Recorded data:
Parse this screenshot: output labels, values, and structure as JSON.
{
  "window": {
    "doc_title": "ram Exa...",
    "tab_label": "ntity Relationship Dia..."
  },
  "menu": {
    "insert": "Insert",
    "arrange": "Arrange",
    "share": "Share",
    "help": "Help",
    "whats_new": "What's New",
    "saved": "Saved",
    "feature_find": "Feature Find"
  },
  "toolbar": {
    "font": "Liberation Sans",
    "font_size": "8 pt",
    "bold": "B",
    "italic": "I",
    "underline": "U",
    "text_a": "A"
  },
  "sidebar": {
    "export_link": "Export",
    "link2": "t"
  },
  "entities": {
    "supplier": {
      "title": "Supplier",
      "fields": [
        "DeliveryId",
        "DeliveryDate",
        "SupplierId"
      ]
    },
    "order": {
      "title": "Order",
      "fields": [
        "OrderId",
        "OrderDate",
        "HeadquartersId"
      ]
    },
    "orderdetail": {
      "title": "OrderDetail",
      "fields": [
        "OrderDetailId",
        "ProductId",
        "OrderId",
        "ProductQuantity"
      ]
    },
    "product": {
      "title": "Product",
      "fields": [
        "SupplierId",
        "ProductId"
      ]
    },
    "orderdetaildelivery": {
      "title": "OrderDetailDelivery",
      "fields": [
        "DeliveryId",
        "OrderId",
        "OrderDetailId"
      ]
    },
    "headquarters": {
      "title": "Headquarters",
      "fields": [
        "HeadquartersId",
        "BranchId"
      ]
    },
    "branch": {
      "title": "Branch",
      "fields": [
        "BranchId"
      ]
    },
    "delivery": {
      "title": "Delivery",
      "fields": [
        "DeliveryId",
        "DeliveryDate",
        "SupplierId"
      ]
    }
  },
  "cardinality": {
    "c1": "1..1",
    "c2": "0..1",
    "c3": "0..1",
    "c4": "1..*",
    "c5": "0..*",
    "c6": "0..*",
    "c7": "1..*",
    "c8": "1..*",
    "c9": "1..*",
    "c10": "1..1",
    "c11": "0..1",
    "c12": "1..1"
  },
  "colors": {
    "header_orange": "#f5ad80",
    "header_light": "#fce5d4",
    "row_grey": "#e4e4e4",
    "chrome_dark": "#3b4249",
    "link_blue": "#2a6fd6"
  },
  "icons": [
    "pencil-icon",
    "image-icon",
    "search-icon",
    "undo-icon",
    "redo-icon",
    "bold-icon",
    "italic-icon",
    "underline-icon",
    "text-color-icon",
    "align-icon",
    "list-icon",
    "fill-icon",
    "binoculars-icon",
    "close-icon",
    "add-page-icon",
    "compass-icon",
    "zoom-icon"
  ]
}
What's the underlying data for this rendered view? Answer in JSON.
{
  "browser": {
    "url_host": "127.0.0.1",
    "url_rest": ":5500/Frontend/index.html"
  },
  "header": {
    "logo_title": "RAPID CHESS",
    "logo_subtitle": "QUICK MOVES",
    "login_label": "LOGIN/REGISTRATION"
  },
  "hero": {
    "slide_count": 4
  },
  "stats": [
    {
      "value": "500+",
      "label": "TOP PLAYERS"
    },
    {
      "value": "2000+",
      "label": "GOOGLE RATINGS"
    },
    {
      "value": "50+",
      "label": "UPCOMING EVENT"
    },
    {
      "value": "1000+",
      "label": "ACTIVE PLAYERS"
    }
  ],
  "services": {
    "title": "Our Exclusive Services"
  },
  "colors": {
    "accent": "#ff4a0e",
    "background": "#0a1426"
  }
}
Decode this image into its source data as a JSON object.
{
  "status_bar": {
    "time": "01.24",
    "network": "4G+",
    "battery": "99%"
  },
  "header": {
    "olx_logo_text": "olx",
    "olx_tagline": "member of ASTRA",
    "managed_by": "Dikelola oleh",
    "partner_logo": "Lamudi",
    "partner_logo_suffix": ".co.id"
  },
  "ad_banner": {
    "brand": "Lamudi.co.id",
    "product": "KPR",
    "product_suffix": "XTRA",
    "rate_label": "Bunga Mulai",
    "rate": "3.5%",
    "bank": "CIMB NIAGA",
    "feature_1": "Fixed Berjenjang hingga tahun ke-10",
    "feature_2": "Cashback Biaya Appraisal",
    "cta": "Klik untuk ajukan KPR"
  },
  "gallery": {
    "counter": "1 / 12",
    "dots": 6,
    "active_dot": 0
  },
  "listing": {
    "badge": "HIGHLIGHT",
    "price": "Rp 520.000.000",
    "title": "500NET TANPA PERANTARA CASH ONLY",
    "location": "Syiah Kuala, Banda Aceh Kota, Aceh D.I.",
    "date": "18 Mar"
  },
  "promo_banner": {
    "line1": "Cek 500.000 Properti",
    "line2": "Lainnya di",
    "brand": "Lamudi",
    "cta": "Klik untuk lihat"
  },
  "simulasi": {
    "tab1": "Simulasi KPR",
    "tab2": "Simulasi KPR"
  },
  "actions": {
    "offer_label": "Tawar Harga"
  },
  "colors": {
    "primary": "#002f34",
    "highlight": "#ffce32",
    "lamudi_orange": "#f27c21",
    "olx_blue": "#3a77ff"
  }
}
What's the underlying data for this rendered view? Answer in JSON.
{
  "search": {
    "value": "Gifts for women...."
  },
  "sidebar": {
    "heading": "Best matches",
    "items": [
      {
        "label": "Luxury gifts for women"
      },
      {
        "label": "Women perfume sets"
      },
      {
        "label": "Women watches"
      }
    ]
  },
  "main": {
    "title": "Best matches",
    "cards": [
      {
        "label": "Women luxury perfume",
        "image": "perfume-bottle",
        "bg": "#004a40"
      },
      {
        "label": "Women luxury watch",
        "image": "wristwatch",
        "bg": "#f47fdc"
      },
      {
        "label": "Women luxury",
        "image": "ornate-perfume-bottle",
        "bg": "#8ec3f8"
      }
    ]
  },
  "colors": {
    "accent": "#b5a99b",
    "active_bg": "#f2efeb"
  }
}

Task to complete: Extract every record and return it verbatim.

Output of the task:
Parse this screenshot: output labels, values, and structure as JSON.
{
  "window": {
    "doc_title": "ram Exa...",
    "tab_label": "ntity Relationship Dia..."
  },
  "menu": {
    "insert": "Insert",
    "arrange": "Arrange",
    "share": "Share",
    "help": "Help",
    "whats_new": "What's New",
    "saved": "Saved",
    "feature_find": "Feature Find"
  },
  "toolbar": {
    "font": "Liberation Sans",
    "font_size": "8 pt",
    "bold": "B",
    "italic": "I",
    "underline": "U",
    "text_a": "A"
  },
  "sidebar": {
    "export_link": "Export",
    "link2": "t"
  },
  "entities": {
    "supplier": {
      "title": "Supplier",
      "fields": [
        "DeliveryId",
        "DeliveryDate",
        "SupplierId"
      ]
    },
    "order": {
      "title": "Order",
      "fields": [
        "OrderId",
        "OrderDate",
        "HeadquartersId"
      ]
    },
    "orderdetail": {
      "title": "OrderDetail",
      "fields": [
        "OrderDetailId",
        "ProductId",
        "OrderId",
        "ProductQuantity"
      ]
    },
    "product": {
      "title": "Product",
      "fields": [
        "SupplierId",
        "ProductId"
      ]
    },
    "orderdetaildelivery": {
      "title": "OrderDetailDelivery",
      "fields": [
        "DeliveryId",
        "OrderId",
        "OrderDetailId"
      ]
    },
    "headquarters": {
      "title": "Headquarters",
      "fields": [
        "HeadquartersId",
        "BranchId"
      ]
    },
    "branch": {
      "title": "Branch",
      "fields": [
        "BranchId"
      ]
    },
    "delivery": {
      "title": "Delivery",
      "fields": [
        "DeliveryId",
        "DeliveryDate",
        "SupplierId"
      ]
    }
  },
  "cardinality": {
    "c1": "1..1",
    "c2": "0..1",
    "c3": "0..1",
    "c4": "1..*",
    "c5": "0..*",
    "c6": "0..*",
    "c7": "1..*",
    "c8": "1..*",
    "c9": "1..*",
    "c10": "1..1",
    "c11": "0..1",
    "c12": "1..1"
  },
  "colors": {
    "header_orange": "#f5ad80",
    "header_light": "#fce5d4",
    "row_grey": "#e4e4e4",
    "chrome_dark": "#3b4249",
    "link_blue": "#2a6fd6"
  },
  "icons": [
    "pencil-icon",
    "image-icon",
    "search-icon",
    "undo-icon",
    "redo-icon",
    "bold-icon",
    "italic-icon",
    "underline-icon",
    "text-color-icon",
    "align-icon",
    "list-icon",
    "fill-icon",
    "binoculars-icon",
    "close-icon",
    "add-page-icon",
    "compass-icon",
    "zoom-icon"
  ]
}
What's the underlying data for this rendered view? Answer in JSON.
{
  "browser": {
    "url_host": "127.0.0.1",
    "url_rest": ":5500/Frontend/index.html"
  },
  "header": {
    "logo_title": "RAPID CHESS",
    "logo_subtitle": "QUICK MOVES",
    "login_label": "LOGIN/REGISTRATION"
  },
  "hero": {
    "slide_count": 4
  },
  "stats": [
    {
      "value": "500+",
      "label": "TOP PLAYERS"
    },
    {
      "value": "2000+",
      "label": "GOOGLE RATINGS"
    },
    {
      "value": "50+",
      "label": "UPCOMING EVENT"
    },
    {
      "value": "1000+",
      "label": "ACTIVE PLAYERS"
    }
  ],
  "services": {
    "title": "Our Exclusive Services"
  },
  "colors": {
    "accent": "#ff4a0e",
    "background": "#0a1426"
  }
}
Decode this image into its source data as a JSON object.
{
  "status_bar": {
    "time": "01.24",
    "network": "4G+",
    "battery": "99%"
  },
  "header": {
    "olx_logo_text": "olx",
    "olx_tagline": "member of ASTRA",
    "managed_by": "Dikelola oleh",
    "partner_logo": "Lamudi",
    "partner_logo_suffix": ".co.id"
  },
  "ad_banner": {
    "brand": "Lamudi.co.id",
    "product": "KPR",
    "product_suffix": "XTRA",
    "rate_label": "Bunga Mulai",
    "rate": "3.5%",
    "bank": "CIMB NIAGA",
    "feature_1": "Fixed Berjenjang hingga tahun ke-10",
    "feature_2": "Cashback Biaya Appraisal",
    "cta": "Klik untuk ajukan KPR"
  },
  "gallery": {
    "counter": "1 / 12",
    "dots": 6,
    "active_dot": 0
  },
  "listing": {
    "badge": "HIGHLIGHT",
    "price": "Rp 520.000.000",
    "title": "500NET TANPA PERANTARA CASH ONLY",
    "location": "Syiah Kuala, Banda Aceh Kota, Aceh D.I.",
    "date": "18 Mar"
  },
  "promo_banner": {
    "line1": "Cek 500.000 Properti",
    "line2": "Lainnya di",
    "brand": "Lamudi",
    "cta": "Klik untuk lihat"
  },
  "simulasi": {
    "tab1": "Simulasi KPR",
    "tab2": "Simulasi KPR"
  },
  "actions": {
    "offer_label": "Tawar Harga"
  },
  "colors": {
    "primary": "#002f34",
    "highlight": "#ffce32",
    "lamudi_orange": "#f27c21",
    "olx_blue": "#3a77ff"
  }
}
What's the underlying data for this rendered view? Answer in JSON.
{
  "search": {
    "value": "Gifts for women...."
  },
  "sidebar": {
    "heading": "Best matches",
    "items": [
      {
        "label": "Luxury gifts for women"
      },
      {
        "label": "Women perfume sets"
      },
      {
        "label": "Women watches"
      }
    ]
  },
  "main": {
    "title": "Best matches",
    "cards": [
      {
        "label": "Women luxury perfume",
        "image": "perfume-bottle",
        "bg": "#004a40"
      },
      {
        "label": "Women luxury watch",
        "image": "wristwatch",
        "bg": "#f47fdc"
      },
      {
        "label": "Women luxury",
        "image": "ornate-perfume-bottle",
        "bg": "#8ec3f8"
      }
    ]
  },
  "colors": {
    "accent": "#b5a99b",
    "active_bg": "#f2efeb"
  }
}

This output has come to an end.